-- START --

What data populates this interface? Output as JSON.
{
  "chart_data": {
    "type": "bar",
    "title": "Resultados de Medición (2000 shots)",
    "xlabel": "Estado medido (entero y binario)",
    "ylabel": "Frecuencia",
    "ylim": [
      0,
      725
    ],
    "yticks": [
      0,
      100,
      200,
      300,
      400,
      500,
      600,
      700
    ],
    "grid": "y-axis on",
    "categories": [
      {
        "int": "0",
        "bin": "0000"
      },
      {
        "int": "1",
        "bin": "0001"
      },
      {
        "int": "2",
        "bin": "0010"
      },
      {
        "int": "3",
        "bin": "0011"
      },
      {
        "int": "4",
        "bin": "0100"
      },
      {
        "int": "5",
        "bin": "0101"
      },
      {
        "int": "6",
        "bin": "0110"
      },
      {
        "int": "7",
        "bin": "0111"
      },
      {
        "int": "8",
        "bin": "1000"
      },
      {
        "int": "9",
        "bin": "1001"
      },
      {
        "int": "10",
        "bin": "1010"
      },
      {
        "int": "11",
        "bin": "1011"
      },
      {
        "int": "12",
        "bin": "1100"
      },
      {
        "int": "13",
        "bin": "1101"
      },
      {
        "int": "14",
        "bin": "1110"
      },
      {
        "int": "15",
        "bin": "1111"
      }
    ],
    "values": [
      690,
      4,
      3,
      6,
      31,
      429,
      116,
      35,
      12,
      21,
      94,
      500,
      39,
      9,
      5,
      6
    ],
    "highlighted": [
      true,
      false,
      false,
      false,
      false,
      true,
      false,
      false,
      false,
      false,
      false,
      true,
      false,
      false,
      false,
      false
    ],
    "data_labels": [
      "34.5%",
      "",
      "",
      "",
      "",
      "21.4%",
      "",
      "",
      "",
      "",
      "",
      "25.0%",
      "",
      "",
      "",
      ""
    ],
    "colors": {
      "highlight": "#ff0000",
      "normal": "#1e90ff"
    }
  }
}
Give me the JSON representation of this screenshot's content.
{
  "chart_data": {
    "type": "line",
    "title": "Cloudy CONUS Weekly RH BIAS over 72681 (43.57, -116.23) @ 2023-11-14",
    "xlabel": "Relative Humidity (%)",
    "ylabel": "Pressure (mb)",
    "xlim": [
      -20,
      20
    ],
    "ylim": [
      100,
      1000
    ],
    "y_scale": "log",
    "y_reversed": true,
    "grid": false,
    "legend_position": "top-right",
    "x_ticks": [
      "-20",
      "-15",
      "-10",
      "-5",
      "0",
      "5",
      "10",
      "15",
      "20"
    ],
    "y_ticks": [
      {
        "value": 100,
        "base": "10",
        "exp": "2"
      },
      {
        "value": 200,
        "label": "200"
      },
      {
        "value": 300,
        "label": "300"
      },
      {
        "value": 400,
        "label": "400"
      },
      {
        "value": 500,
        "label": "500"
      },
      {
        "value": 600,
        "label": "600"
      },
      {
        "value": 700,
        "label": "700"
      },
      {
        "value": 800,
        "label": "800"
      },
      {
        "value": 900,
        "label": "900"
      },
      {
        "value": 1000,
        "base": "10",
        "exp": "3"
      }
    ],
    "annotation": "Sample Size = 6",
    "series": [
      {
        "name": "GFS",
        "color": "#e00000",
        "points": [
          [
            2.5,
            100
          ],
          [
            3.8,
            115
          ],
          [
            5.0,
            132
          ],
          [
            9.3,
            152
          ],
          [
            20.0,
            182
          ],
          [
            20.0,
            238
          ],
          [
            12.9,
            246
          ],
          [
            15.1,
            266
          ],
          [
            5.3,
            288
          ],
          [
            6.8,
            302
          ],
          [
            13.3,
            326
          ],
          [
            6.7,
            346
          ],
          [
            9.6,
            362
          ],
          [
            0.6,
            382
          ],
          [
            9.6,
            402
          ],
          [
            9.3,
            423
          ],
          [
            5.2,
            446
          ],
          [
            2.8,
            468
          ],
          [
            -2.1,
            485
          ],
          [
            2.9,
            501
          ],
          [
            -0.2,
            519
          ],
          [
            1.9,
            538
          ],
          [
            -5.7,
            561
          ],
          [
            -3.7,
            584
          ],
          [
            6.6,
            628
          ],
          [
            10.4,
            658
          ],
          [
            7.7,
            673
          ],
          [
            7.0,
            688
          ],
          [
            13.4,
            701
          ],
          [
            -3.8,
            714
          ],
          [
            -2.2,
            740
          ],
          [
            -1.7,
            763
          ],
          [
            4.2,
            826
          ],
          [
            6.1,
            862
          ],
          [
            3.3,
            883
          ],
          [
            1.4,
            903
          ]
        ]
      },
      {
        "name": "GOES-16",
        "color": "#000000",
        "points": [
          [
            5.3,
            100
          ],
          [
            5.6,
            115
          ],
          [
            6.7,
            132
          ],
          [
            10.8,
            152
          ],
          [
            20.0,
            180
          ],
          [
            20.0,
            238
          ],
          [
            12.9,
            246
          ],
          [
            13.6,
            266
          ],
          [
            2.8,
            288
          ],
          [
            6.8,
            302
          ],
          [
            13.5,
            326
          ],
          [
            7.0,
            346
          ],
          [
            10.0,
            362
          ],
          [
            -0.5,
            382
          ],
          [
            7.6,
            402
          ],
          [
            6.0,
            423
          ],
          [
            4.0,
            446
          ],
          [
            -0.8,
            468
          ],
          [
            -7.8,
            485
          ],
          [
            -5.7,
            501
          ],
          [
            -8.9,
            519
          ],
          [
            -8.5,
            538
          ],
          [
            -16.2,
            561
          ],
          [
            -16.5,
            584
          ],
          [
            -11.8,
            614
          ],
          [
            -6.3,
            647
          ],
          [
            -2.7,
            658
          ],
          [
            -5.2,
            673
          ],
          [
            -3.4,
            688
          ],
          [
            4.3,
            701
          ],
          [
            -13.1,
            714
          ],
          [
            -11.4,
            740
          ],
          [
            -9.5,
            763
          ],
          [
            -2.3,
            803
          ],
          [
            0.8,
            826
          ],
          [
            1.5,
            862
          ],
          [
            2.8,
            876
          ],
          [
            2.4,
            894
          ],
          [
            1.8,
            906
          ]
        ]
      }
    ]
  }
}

-- END --

**Instructions for the task**
Print every entry exactly as it appears.

**Solution below**
What data populates this interface? Output as JSON.
{
  "chart_data": {
    "type": "bar",
    "title": "Resultados de Medición (2000 shots)",
    "xlabel": "Estado medido (entero y binario)",
    "ylabel": "Frecuencia",
    "ylim": [
      0,
      725
    ],
    "yticks": [
      0,
      100,
      200,
      300,
      400,
      500,
      600,
      700
    ],
    "grid": "y-axis on",
    "categories": [
      {
        "int": "0",
        "bin": "0000"
      },
      {
        "int": "1",
        "bin": "0001"
      },
      {
        "int": "2",
        "bin": "0010"
      },
      {
        "int": "3",
        "bin": "0011"
      },
      {
        "int": "4",
        "bin": "0100"
      },
      {
        "int": "5",
        "bin": "0101"
      },
      {
        "int": "6",
        "bin": "0110"
      },
      {
        "int": "7",
        "bin": "0111"
      },
      {
        "int": "8",
        "bin": "1000"
      },
      {
        "int": "9",
        "bin": "1001"
      },
      {
        "int": "10",
        "bin": "1010"
      },
      {
        "int": "11",
        "bin": "1011"
      },
      {
        "int": "12",
        "bin": "1100"
      },
      {
        "int": "13",
        "bin": "1101"
      },
      {
        "int": "14",
        "bin": "1110"
      },
      {
        "int": "15",
        "bin": "1111"
      }
    ],
    "values": [
      690,
      4,
      3,
      6,
      31,
      429,
      116,
      35,
      12,
      21,
      94,
      500,
      39,
      9,
      5,
      6
    ],
    "highlighted": [
      true,
      false,
      false,
      false,
      false,
      true,
      false,
      false,
      false,
      false,
      false,
      true,
      false,
      false,
      false,
      false
    ],
    "data_labels": [
      "34.5%",
      "",
      "",
      "",
      "",
      "21.4%",
      "",
      "",
      "",
      "",
      "",
      "25.0%",
      "",
      "",
      "",
      ""
    ],
    "colors": {
      "highlight": "#ff0000",
      "normal": "#1e90ff"
    }
  }
}
Give me the JSON representation of this screenshot's content.
{
  "chart_data": {
    "type": "line",
    "title": "Cloudy CONUS Weekly RH BIAS over 72681 (43.57, -116.23) @ 2023-11-14",
    "xlabel": "Relative Humidity (%)",
    "ylabel": "Pressure (mb)",
    "xlim": [
      -20,
      20
    ],
    "ylim": [
      100,
      1000
    ],
    "y_scale": "log",
    "y_reversed": true,
    "grid": false,
    "legend_position": "top-right",
    "x_ticks": [
      "-20",
      "-15",
      "-10",
      "-5",
      "0",
      "5",
      "10",
      "15",
      "20"
    ],
    "y_ticks": [
      {
        "value": 100,
        "base": "10",
        "exp": "2"
      },
      {
        "value": 200,
        "label": "200"
      },
      {
        "value": 300,
        "label": "300"
      },
      {
        "value": 400,
        "label": "400"
      },
      {
        "value": 500,
        "label": "500"
      },
      {
        "value": 600,
        "label": "600"
      },
      {
        "value": 700,
        "label": "700"
      },
      {
        "value": 800,
        "label": "800"
      },
      {
        "value": 900,
        "label": "900"
      },
      {
        "value": 1000,
        "base": "10",
        "exp": "3"
      }
    ],
    "annotation": "Sample Size = 6",
    "series": [
      {
        "name": "GFS",
        "color": "#e00000",
        "points": [
          [
            2.5,
            100
          ],
          [
            3.8,
            115
          ],
          [
            5.0,
            132
          ],
          [
            9.3,
            152
          ],
          [
            20.0,
            182
          ],
          [
            20.0,
            238
          ],
          [
            12.9,
            246
          ],
          [
            15.1,
            266
          ],
          [
            5.3,
            288
          ],
          [
            6.8,
            302
          ],
          [
            13.3,
            326
          ],
          [
            6.7,
            346
          ],
          [
            9.6,
            362
          ],
          [
            0.6,
            382
          ],
          [
            9.6,
            402
          ],
          [
            9.3,
            423
          ],
          [
            5.2,
            446
          ],
          [
            2.8,
            468
          ],
          [
            -2.1,
            485
          ],
          [
            2.9,
            501
          ],
          [
            -0.2,
            519
          ],
          [
            1.9,
            538
          ],
          [
            -5.7,
            561
          ],
          [
            -3.7,
            584
          ],
          [
            6.6,
            628
          ],
          [
            10.4,
            658
          ],
          [
            7.7,
            673
          ],
          [
            7.0,
            688
          ],
          [
            13.4,
            701
          ],
          [
            -3.8,
            714
          ],
          [
            -2.2,
            740
          ],
          [
            -1.7,
            763
          ],
          [
            4.2,
            826
          ],
          [
            6.1,
            862
          ],
          [
            3.3,
            883
          ],
          [
            1.4,
            903
          ]
        ]
      },
      {
        "name": "GOES-16",
        "color": "#000000",
        "points": [
          [
            5.3,
            100
          ],
          [
            5.6,
            115
          ],
          [
            6.7,
            132
          ],
          [
            10.8,
            152
          ],
          [
            20.0,
            180
          ],
          [
            20.0,
            238
          ],
          [
            12.9,
            246
          ],
          [
            13.6,
            266
          ],
          [
            2.8,
            288
          ],
          [
            6.8,
            302
          ],
          [
            13.5,
            326
          ],
          [
            7.0,
            346
          ],
          [
            10.0,
            362
          ],
          [
            -0.5,
            382
          ],
          [
            7.6,
            402
          ],
          [
            6.0,
            423
          ],
          [
            4.0,
            446
          ],
          [
            -0.8,
            468
          ],
          [
            -7.8,
            485
          ],
          [
            -5.7,
            501
          ],
          [
            -8.9,
            519
          ],
          [
            -8.5,
            538
          ],
          [
            -16.2,
            561
          ],
          [
            -16.5,
            584
          ],
          [
            -11.8,
            614
          ],
          [
            -6.3,
            647
          ],
          [
            -2.7,
            658
          ],
          [
            -5.2,
            673
          ],
          [
            -3.4,
            688
          ],
          [
            4.3,
            701
          ],
          [
            -13.1,
            714
          ],
          [
            -11.4,
            740
          ],
          [
            -9.5,
            763
          ],
          [
            -2.3,
            803
          ],
          [
            0.8,
            826
          ],
          [
            1.5,
            862
          ],
          [
            2.8,
            876
          ],
          [
            2.4,
            894
          ],
          [
            1.8,
            906
          ]
        ]
      }
    ]
  }
}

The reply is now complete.